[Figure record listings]
□ □ □ □ □ □ □
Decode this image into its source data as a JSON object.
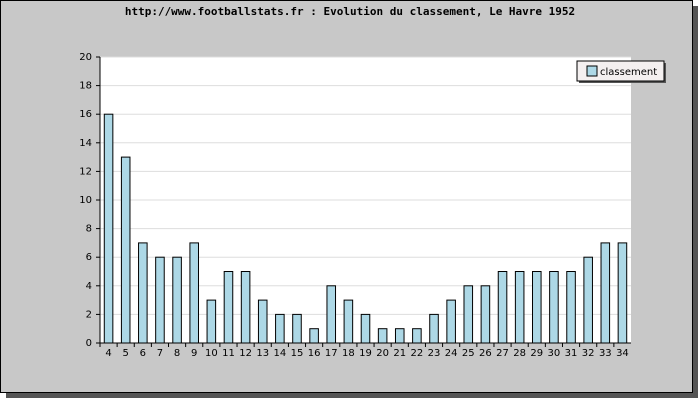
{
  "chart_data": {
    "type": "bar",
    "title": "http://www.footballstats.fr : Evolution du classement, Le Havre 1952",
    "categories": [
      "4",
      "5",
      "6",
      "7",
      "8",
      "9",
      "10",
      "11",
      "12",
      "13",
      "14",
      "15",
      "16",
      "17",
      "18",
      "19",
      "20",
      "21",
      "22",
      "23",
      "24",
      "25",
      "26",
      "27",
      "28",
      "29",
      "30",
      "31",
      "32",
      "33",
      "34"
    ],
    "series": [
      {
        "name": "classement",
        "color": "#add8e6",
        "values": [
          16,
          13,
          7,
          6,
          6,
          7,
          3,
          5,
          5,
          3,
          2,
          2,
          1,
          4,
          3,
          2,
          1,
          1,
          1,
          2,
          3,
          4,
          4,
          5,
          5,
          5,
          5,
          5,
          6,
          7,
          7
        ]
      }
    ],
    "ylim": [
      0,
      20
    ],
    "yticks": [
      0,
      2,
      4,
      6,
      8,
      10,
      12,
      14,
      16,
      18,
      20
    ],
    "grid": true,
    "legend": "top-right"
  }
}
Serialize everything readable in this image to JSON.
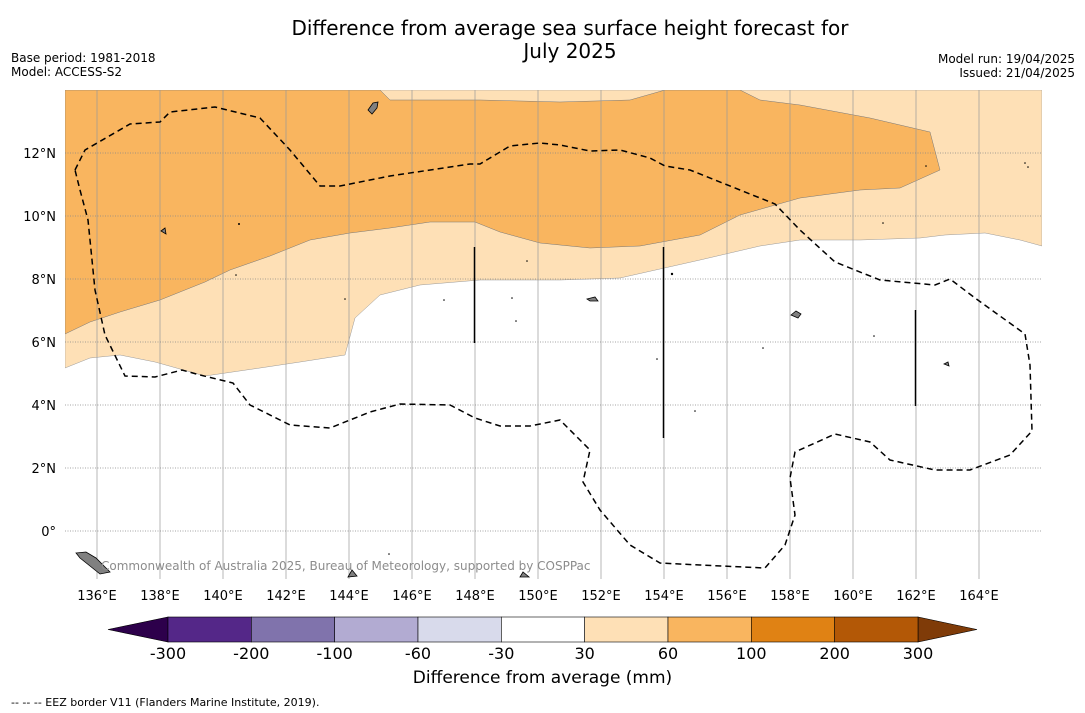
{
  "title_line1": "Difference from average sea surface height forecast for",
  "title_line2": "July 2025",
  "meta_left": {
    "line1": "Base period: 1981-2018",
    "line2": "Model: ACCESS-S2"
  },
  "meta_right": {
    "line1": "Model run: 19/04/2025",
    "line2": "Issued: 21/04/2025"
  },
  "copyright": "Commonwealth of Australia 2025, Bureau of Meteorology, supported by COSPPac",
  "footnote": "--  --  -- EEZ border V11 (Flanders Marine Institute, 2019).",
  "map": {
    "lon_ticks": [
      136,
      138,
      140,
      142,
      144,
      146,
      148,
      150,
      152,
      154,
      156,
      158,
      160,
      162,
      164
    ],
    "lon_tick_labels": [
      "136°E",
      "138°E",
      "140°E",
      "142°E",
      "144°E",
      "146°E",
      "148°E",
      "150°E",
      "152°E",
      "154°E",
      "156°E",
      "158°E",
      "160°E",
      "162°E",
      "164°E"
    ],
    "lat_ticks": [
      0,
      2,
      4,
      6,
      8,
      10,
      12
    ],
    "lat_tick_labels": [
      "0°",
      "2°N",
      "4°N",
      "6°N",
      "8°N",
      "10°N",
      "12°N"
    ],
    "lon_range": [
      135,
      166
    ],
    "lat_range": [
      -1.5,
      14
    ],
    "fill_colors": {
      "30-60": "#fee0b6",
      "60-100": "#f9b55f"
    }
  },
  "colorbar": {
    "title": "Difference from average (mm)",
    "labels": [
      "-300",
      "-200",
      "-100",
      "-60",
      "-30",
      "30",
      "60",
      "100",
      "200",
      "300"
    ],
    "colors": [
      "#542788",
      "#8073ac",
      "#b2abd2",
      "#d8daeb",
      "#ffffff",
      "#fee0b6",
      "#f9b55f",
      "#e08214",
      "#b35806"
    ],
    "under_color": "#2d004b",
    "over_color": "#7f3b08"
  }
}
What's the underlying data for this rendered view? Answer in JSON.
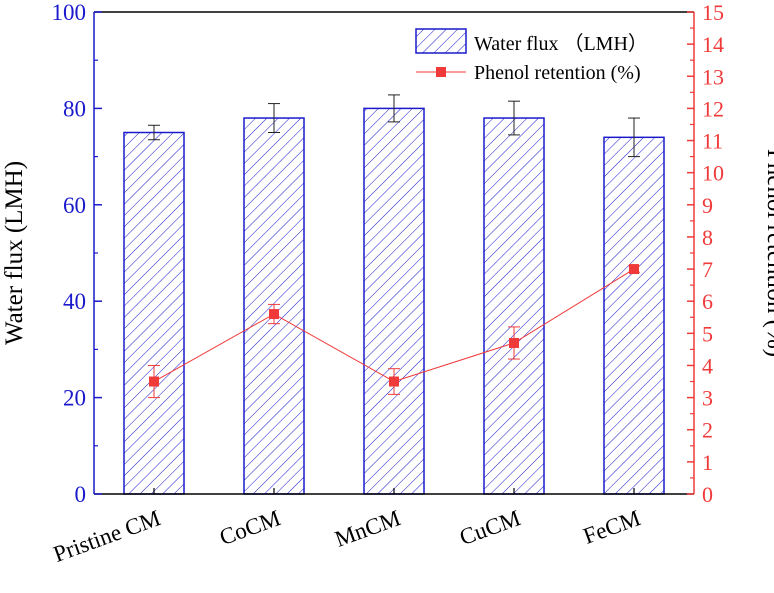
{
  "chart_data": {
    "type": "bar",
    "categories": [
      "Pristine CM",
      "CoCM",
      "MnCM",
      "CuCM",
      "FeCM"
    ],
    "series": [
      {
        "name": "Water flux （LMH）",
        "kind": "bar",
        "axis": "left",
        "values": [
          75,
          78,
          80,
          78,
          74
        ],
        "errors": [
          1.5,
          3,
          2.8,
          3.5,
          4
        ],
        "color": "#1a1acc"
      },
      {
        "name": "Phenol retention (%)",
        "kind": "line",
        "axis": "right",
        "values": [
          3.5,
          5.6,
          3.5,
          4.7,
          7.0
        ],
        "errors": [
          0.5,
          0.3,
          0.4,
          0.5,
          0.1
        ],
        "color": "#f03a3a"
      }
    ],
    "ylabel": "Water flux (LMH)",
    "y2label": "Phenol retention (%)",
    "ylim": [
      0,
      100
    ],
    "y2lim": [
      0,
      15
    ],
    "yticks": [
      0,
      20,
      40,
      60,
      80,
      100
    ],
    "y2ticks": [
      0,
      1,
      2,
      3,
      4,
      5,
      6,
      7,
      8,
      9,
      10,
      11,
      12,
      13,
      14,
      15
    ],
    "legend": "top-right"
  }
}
□ □ □ □ □ □ □
# Problem to work on:
Repeat the material above in full and unchanged, minus its images.

# Correct result:
Decode this image into its source data as a JSON object.
{
  "chart_data": {
    "type": "bar",
    "title": "http://www.footballstats.fr : Evolution du classement, Le Havre 1952",
    "categories": [
      "4",
      "5",
      "6",
      "7",
      "8",
      "9",
      "10",
      "11",
      "12",
      "13",
      "14",
      "15",
      "16",
      "17",
      "18",
      "19",
      "20",
      "21",
      "22",
      "23",
      "24",
      "25",
      "26",
      "27",
      "28",
      "29",
      "30",
      "31",
      "32",
      "33",
      "34"
    ],
    "series": [
      {
        "name": "classement",
        "color": "#add8e6",
        "values": [
          16,
          13,
          7,
          6,
          6,
          7,
          3,
          5,
          5,
          3,
          2,
          2,
          1,
          4,
          3,
          2,
          1,
          1,
          1,
          2,
          3,
          4,
          4,
          5,
          5,
          5,
          5,
          5,
          6,
          7,
          7
        ]
      }
    ],
    "ylim": [
      0,
      20
    ],
    "yticks": [
      0,
      2,
      4,
      6,
      8,
      10,
      12,
      14,
      16,
      18,
      20
    ],
    "grid": true,
    "legend": "top-right"
  }
}
Serialize everything readable in this image to JSON.
{
  "title_line1": "Difference from average sea surface height forecast for",
  "title_line2": "July 2025",
  "meta_left": {
    "line1": "Base period: 1981-2018",
    "line2": "Model: ACCESS-S2"
  },
  "meta_right": {
    "line1": "Model run: 19/04/2025",
    "line2": "Issued: 21/04/2025"
  },
  "copyright": "Commonwealth of Australia 2025, Bureau of Meteorology, supported by COSPPac",
  "footnote": "--  --  -- EEZ border V11 (Flanders Marine Institute, 2019).",
  "map": {
    "lon_ticks": [
      136,
      138,
      140,
      142,
      144,
      146,
      148,
      150,
      152,
      154,
      156,
      158,
      160,
      162,
      164
    ],
    "lon_tick_labels": [
      "136°E",
      "138°E",
      "140°E",
      "142°E",
      "144°E",
      "146°E",
      "148°E",
      "150°E",
      "152°E",
      "154°E",
      "156°E",
      "158°E",
      "160°E",
      "162°E",
      "164°E"
    ],
    "lat_ticks": [
      0,
      2,
      4,
      6,
      8,
      10,
      12
    ],
    "lat_tick_labels": [
      "0°",
      "2°N",
      "4°N",
      "6°N",
      "8°N",
      "10°N",
      "12°N"
    ],
    "lon_range": [
      135,
      166
    ],
    "lat_range": [
      -1.5,
      14
    ],
    "fill_colors": {
      "30-60": "#fee0b6",
      "60-100": "#f9b55f"
    }
  },
  "colorbar": {
    "title": "Difference from average (mm)",
    "labels": [
      "-300",
      "-200",
      "-100",
      "-60",
      "-30",
      "30",
      "60",
      "100",
      "200",
      "300"
    ],
    "colors": [
      "#542788",
      "#8073ac",
      "#b2abd2",
      "#d8daeb",
      "#ffffff",
      "#fee0b6",
      "#f9b55f",
      "#e08214",
      "#b35806"
    ],
    "under_color": "#2d004b",
    "over_color": "#7f3b08"
  }
}
What's the underlying data for this rendered view? Answer in JSON.
{
  "chart_data": {
    "type": "bar",
    "categories": [
      "Pristine CM",
      "CoCM",
      "MnCM",
      "CuCM",
      "FeCM"
    ],
    "series": [
      {
        "name": "Water flux （LMH）",
        "kind": "bar",
        "axis": "left",
        "values": [
          75,
          78,
          80,
          78,
          74
        ],
        "errors": [
          1.5,
          3,
          2.8,
          3.5,
          4
        ],
        "color": "#1a1acc"
      },
      {
        "name": "Phenol retention (%)",
        "kind": "line",
        "axis": "right",
        "values": [
          3.5,
          5.6,
          3.5,
          4.7,
          7.0
        ],
        "errors": [
          0.5,
          0.3,
          0.4,
          0.5,
          0.1
        ],
        "color": "#f03a3a"
      }
    ],
    "ylabel": "Water flux (LMH)",
    "y2label": "Phenol retention (%)",
    "ylim": [
      0,
      100
    ],
    "y2lim": [
      0,
      15
    ],
    "yticks": [
      0,
      20,
      40,
      60,
      80,
      100
    ],
    "y2ticks": [
      0,
      1,
      2,
      3,
      4,
      5,
      6,
      7,
      8,
      9,
      10,
      11,
      12,
      13,
      14,
      15
    ],
    "legend": "top-right"
  }
}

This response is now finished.